BRIEF:
Without including any images, reproduce each entry exactly.

INPUT FOR THIS TASK:
* start *

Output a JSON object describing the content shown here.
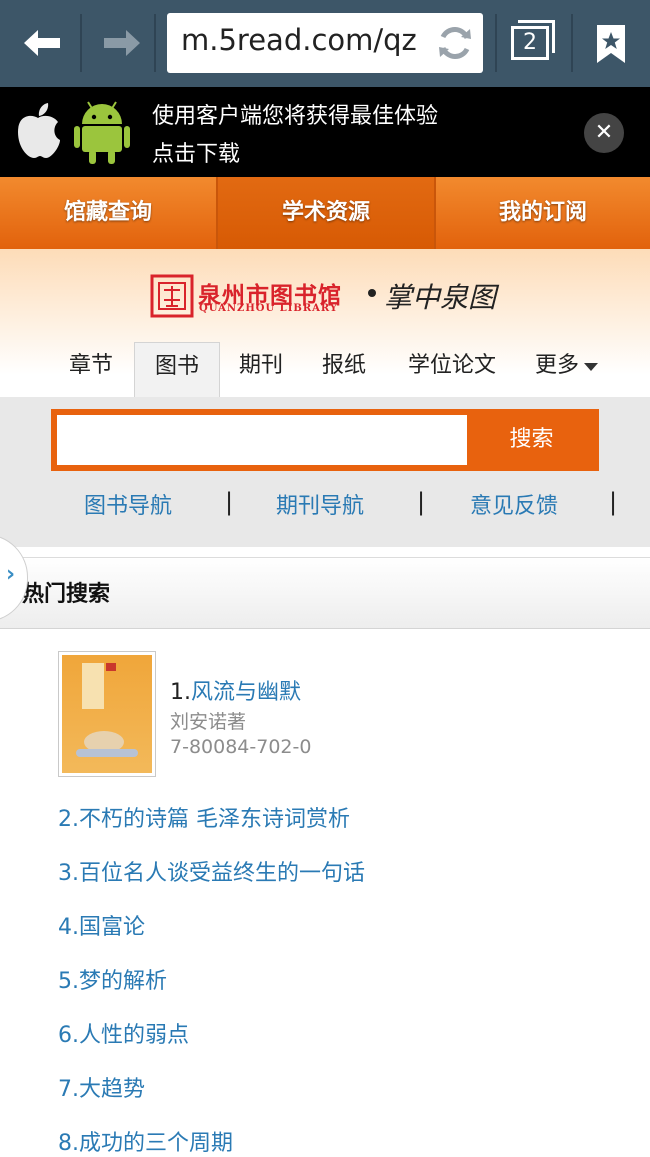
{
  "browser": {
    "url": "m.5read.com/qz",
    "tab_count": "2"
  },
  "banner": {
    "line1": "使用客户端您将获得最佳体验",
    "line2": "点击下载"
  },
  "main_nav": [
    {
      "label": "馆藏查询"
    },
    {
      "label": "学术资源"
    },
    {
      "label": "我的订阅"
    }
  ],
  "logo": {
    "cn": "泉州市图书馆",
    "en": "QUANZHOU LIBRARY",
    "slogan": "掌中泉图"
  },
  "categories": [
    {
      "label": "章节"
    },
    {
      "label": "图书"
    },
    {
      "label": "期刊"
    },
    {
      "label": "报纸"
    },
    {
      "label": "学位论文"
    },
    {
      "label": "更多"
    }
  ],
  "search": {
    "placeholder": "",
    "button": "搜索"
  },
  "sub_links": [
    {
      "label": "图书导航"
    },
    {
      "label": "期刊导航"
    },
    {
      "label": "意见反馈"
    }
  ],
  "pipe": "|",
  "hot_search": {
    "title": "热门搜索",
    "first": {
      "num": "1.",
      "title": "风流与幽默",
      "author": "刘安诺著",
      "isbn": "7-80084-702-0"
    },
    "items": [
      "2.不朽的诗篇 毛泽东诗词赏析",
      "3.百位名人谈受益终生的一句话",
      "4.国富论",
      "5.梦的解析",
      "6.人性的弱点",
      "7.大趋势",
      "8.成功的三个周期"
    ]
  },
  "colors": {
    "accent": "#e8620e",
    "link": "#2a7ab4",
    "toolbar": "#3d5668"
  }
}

* end *

EXPECTED ANSWER:
Output a JSON object describing the content shown here.
{
  "browser": {
    "url": "m.5read.com/qz",
    "tab_count": "2"
  },
  "banner": {
    "line1": "使用客户端您将获得最佳体验",
    "line2": "点击下载"
  },
  "main_nav": [
    {
      "label": "馆藏查询"
    },
    {
      "label": "学术资源"
    },
    {
      "label": "我的订阅"
    }
  ],
  "logo": {
    "cn": "泉州市图书馆",
    "en": "QUANZHOU LIBRARY",
    "slogan": "掌中泉图"
  },
  "categories": [
    {
      "label": "章节"
    },
    {
      "label": "图书"
    },
    {
      "label": "期刊"
    },
    {
      "label": "报纸"
    },
    {
      "label": "学位论文"
    },
    {
      "label": "更多"
    }
  ],
  "search": {
    "placeholder": "",
    "button": "搜索"
  },
  "sub_links": [
    {
      "label": "图书导航"
    },
    {
      "label": "期刊导航"
    },
    {
      "label": "意见反馈"
    }
  ],
  "pipe": "|",
  "hot_search": {
    "title": "热门搜索",
    "first": {
      "num": "1.",
      "title": "风流与幽默",
      "author": "刘安诺著",
      "isbn": "7-80084-702-0"
    },
    "items": [
      "2.不朽的诗篇 毛泽东诗词赏析",
      "3.百位名人谈受益终生的一句话",
      "4.国富论",
      "5.梦的解析",
      "6.人性的弱点",
      "7.大趋势",
      "8.成功的三个周期"
    ]
  },
  "colors": {
    "accent": "#e8620e",
    "link": "#2a7ab4",
    "toolbar": "#3d5668"
  }
}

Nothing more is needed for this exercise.